## Set problem
Return all lines where the word "JSON" can be found.

════════════════

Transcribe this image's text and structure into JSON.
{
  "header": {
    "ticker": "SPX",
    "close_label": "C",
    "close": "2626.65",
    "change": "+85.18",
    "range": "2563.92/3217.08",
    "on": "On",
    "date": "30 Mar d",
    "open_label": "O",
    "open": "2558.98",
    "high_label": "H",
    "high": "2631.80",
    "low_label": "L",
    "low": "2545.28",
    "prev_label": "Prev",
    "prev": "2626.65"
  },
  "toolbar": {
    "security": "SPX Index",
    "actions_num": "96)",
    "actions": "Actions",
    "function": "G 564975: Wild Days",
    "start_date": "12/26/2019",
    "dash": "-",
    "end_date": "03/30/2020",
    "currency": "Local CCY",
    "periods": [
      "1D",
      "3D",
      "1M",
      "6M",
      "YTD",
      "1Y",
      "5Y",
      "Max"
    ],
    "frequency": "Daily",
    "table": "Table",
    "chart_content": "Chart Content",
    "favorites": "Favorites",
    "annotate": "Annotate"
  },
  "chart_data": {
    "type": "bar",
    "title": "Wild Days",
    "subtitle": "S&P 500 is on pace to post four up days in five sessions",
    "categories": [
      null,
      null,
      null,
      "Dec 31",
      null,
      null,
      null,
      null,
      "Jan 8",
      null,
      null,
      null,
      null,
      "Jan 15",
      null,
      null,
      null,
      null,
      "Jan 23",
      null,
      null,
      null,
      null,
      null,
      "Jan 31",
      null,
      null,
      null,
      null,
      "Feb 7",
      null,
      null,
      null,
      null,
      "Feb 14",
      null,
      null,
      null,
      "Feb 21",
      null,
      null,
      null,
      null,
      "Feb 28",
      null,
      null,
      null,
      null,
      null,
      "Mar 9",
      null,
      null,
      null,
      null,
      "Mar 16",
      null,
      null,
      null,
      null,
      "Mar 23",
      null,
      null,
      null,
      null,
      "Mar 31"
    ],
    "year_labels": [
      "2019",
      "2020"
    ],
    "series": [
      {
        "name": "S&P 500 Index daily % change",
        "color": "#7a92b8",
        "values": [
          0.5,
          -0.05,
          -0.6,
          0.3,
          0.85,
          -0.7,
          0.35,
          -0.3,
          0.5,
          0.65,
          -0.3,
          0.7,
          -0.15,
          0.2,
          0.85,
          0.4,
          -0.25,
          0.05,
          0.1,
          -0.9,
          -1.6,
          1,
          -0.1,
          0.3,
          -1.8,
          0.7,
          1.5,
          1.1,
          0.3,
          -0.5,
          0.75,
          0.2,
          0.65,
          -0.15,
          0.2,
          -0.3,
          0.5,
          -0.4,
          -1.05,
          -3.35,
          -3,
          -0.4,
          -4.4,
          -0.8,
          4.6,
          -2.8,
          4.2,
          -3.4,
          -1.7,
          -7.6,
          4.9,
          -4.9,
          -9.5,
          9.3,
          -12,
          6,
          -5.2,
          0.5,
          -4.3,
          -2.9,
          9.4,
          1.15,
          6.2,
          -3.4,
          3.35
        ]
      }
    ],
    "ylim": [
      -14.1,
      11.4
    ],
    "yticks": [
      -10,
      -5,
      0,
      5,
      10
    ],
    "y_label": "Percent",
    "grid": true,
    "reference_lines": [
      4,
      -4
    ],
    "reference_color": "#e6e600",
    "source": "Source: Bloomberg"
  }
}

════════════════

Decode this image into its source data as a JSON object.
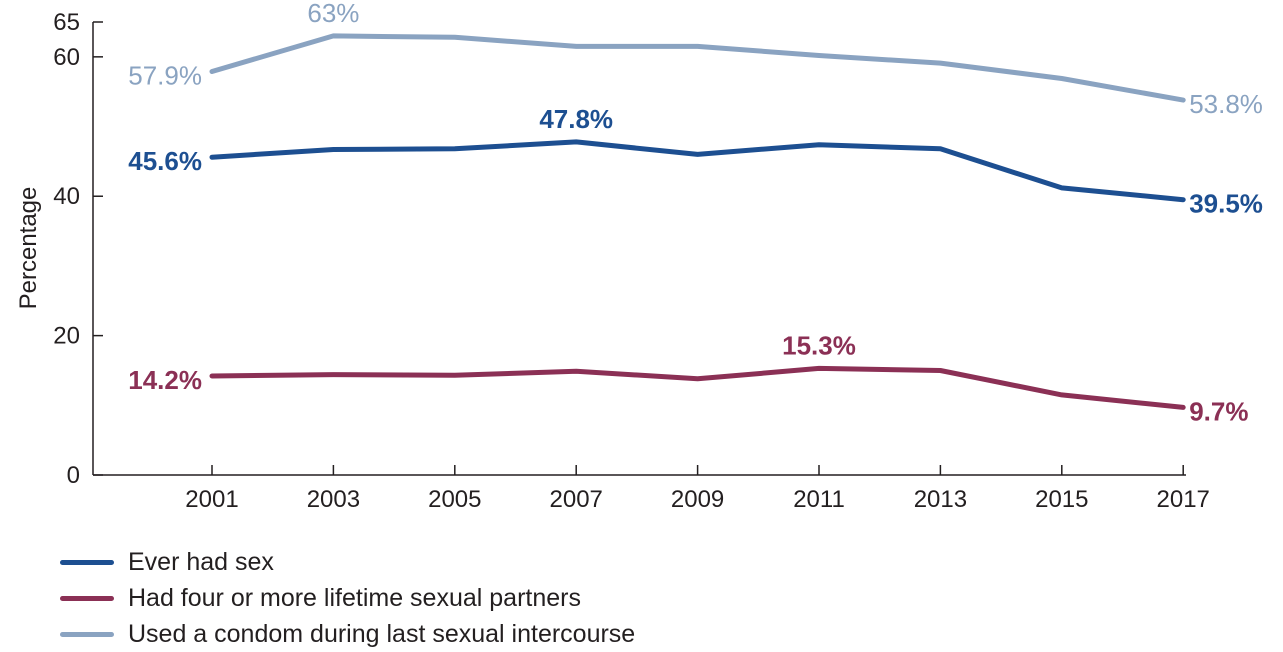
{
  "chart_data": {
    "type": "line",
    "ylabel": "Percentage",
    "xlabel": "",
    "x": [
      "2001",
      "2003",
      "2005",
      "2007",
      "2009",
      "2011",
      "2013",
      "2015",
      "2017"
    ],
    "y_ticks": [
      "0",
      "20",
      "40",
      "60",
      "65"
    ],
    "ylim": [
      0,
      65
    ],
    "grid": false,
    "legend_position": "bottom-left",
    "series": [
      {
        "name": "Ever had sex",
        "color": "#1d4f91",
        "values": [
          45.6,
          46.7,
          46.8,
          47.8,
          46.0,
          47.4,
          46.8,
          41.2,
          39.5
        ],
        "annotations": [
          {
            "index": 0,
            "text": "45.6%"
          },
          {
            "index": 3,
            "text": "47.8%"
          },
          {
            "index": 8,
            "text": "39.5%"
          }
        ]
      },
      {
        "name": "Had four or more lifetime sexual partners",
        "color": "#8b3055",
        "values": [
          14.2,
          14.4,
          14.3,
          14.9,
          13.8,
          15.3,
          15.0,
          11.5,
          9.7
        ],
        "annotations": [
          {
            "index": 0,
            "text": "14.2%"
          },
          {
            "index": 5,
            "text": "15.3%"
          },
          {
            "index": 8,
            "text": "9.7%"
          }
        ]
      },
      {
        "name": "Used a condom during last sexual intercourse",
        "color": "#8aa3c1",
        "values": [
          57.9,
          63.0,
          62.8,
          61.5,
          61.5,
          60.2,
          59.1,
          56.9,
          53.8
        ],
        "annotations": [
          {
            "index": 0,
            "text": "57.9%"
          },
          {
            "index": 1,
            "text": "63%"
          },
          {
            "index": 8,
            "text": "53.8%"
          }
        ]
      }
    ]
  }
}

════════════════

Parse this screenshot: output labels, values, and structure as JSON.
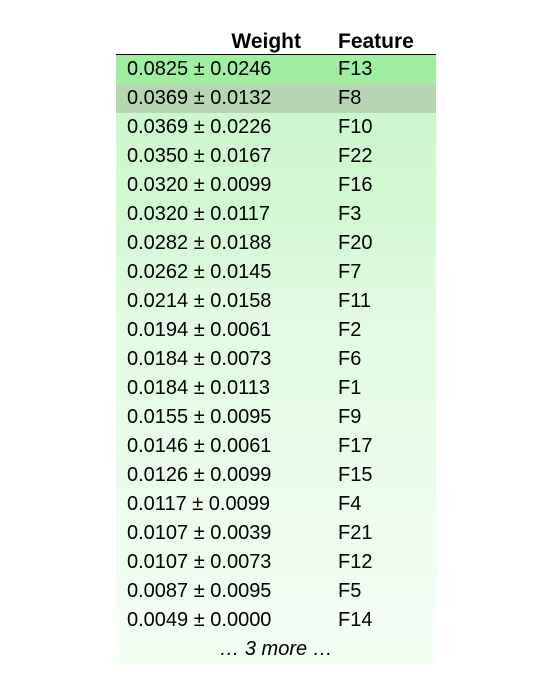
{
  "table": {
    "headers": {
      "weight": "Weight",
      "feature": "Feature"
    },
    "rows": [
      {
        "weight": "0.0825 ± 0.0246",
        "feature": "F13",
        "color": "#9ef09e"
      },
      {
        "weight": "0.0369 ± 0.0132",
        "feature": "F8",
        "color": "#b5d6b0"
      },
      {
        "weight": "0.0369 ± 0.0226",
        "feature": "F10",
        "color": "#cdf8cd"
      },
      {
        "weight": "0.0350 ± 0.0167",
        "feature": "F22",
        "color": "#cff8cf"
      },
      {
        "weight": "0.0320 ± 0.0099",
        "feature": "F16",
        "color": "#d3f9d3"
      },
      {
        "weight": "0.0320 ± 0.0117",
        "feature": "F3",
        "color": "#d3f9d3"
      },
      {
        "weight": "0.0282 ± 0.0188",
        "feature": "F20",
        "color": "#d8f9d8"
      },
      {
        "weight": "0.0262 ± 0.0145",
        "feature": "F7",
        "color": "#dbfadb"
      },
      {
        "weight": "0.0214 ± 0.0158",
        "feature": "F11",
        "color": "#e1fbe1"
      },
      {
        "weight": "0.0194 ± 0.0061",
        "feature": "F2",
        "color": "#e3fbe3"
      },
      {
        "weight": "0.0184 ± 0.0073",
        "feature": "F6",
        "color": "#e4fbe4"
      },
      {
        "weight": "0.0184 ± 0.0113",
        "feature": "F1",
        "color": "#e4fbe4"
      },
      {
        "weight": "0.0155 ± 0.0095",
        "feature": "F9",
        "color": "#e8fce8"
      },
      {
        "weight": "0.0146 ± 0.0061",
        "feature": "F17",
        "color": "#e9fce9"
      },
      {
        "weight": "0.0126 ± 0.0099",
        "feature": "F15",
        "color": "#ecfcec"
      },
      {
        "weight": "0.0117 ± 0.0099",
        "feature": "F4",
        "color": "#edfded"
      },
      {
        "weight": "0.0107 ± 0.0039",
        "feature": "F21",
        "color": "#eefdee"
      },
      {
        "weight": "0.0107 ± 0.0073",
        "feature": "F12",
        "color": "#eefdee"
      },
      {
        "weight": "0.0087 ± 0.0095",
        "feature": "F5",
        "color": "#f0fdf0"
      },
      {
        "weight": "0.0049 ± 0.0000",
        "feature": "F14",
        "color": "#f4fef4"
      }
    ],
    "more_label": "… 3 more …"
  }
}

════════════════

## Full answer
Transcribe this image's text and structure into JSON.
Decode this image into its source data as a JSON object.
Parse this screenshot: output labels, values, and structure as JSON.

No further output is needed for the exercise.